Records shown

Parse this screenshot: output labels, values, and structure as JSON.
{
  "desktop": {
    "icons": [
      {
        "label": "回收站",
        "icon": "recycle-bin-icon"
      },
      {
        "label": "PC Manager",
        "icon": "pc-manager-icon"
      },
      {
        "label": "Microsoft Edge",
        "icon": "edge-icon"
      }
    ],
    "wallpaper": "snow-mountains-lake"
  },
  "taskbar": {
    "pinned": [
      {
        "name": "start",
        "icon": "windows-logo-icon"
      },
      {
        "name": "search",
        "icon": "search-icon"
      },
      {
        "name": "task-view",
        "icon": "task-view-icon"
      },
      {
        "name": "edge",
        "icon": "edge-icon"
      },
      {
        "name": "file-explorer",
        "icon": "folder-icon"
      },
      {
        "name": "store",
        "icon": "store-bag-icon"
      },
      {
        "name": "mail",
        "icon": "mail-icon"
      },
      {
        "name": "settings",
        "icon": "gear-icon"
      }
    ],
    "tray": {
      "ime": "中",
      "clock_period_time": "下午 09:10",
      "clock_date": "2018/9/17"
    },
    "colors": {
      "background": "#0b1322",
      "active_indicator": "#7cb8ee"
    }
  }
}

The exercise
Output all of the material exactly as written.

Solved problem
Parse this screenshot: output labels, values, and structure as JSON.
{
  "desktop": {
    "icons": [
      {
        "label": "回收站",
        "icon": "recycle-bin-icon"
      },
      {
        "label": "PC Manager",
        "icon": "pc-manager-icon"
      },
      {
        "label": "Microsoft Edge",
        "icon": "edge-icon"
      }
    ],
    "wallpaper": "snow-mountains-lake"
  },
  "taskbar": {
    "pinned": [
      {
        "name": "start",
        "icon": "windows-logo-icon"
      },
      {
        "name": "search",
        "icon": "search-icon"
      },
      {
        "name": "task-view",
        "icon": "task-view-icon"
      },
      {
        "name": "edge",
        "icon": "edge-icon"
      },
      {
        "name": "file-explorer",
        "icon": "folder-icon"
      },
      {
        "name": "store",
        "icon": "store-bag-icon"
      },
      {
        "name": "mail",
        "icon": "mail-icon"
      },
      {
        "name": "settings",
        "icon": "gear-icon"
      }
    ],
    "tray": {
      "ime": "中",
      "clock_period_time": "下午 09:10",
      "clock_date": "2018/9/17"
    },
    "colors": {
      "background": "#0b1322",
      "active_indicator": "#7cb8ee"
    }
  }
}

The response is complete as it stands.